== Set exercise ==
Present every line of the material below as a numbered list, omitting any blank lines.

══ Task input

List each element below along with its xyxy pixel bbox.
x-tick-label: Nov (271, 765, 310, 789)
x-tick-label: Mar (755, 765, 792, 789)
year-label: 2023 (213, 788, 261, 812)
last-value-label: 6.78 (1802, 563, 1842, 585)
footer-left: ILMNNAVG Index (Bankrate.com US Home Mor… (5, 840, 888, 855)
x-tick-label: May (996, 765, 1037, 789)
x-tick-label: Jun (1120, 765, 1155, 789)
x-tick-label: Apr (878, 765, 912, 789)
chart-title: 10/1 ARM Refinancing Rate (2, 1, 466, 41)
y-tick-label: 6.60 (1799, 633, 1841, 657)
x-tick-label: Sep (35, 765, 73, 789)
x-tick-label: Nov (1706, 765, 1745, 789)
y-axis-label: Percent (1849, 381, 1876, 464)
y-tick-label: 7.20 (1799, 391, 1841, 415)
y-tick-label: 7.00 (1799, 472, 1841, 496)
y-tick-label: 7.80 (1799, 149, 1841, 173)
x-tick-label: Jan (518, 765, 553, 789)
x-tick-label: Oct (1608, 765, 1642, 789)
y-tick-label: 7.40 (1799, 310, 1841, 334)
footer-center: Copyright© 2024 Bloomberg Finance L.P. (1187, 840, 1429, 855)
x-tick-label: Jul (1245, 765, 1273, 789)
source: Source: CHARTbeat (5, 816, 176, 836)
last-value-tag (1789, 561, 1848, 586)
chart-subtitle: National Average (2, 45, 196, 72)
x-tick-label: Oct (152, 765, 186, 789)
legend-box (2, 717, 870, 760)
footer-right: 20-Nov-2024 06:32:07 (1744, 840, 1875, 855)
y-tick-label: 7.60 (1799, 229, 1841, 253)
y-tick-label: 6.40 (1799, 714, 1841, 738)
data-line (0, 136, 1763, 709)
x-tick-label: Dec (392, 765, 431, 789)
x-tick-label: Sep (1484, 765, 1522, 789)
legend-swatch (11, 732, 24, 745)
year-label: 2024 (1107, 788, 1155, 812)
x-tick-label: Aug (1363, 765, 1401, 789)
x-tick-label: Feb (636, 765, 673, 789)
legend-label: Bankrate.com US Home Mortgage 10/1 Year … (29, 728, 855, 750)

════

== Complete response ==
1. List each element below along with its xyxy pixel bbox.
2. x-tick-label: Nov (271, 765, 310, 789)
3. x-tick-label: Mar (755, 765, 792, 789)
4. year-label: 2023 (213, 788, 261, 812)
5. last-value-label: 6.78 (1802, 563, 1842, 585)
6. footer-left: ILMNNAVG Index (Bankrate.com US Home Mor… (5, 840, 888, 855)
7. x-tick-label: May (996, 765, 1037, 789)
8. x-tick-label: Jun (1120, 765, 1155, 789)
9. x-tick-label: Apr (878, 765, 912, 789)
10. chart-title: 10/1 ARM Refinancing Rate (2, 1, 466, 41)
11. y-tick-label: 6.60 (1799, 633, 1841, 657)
12. x-tick-label: Sep (35, 765, 73, 789)
13. x-tick-label: Nov (1706, 765, 1745, 789)
14. y-axis-label: Percent (1849, 381, 1876, 464)
15. y-tick-label: 7.20 (1799, 391, 1841, 415)
16. y-tick-label: 7.00 (1799, 472, 1841, 496)
17. y-tick-label: 7.80 (1799, 149, 1841, 173)
18. x-tick-label: Jan (518, 765, 553, 789)
19. x-tick-label: Oct (1608, 765, 1642, 789)
20. y-tick-label: 7.40 (1799, 310, 1841, 334)
21. footer-center: Copyright© 2024 Bloomberg Finance L.P. (1187, 840, 1429, 855)
22. x-tick-label: Jul (1245, 765, 1273, 789)
23. source: Source: CHARTbeat (5, 816, 176, 836)
24. last-value-tag (1789, 561, 1848, 586)
25. chart-subtitle: National Average (2, 45, 196, 72)
26. x-tick-label: Oct (152, 765, 186, 789)
27. legend-box (2, 717, 870, 760)
28. footer-right: 20-Nov-2024 06:32:07 (1744, 840, 1875, 855)
29. y-tick-label: 7.60 (1799, 229, 1841, 253)
30. y-tick-label: 6.40 (1799, 714, 1841, 738)
31. data-line (0, 136, 1763, 709)
32. x-tick-label: Dec (392, 765, 431, 789)
33. x-tick-label: Sep (1484, 765, 1522, 789)
34. legend-swatch (11, 732, 24, 745)
35. year-label: 2024 (1107, 788, 1155, 812)
36. x-tick-label: Aug (1363, 765, 1401, 789)
37. x-tick-label: Feb (636, 765, 673, 789)
38. legend-label: Bankrate.com US Home Mortgage 10/1 Year … (29, 728, 855, 750)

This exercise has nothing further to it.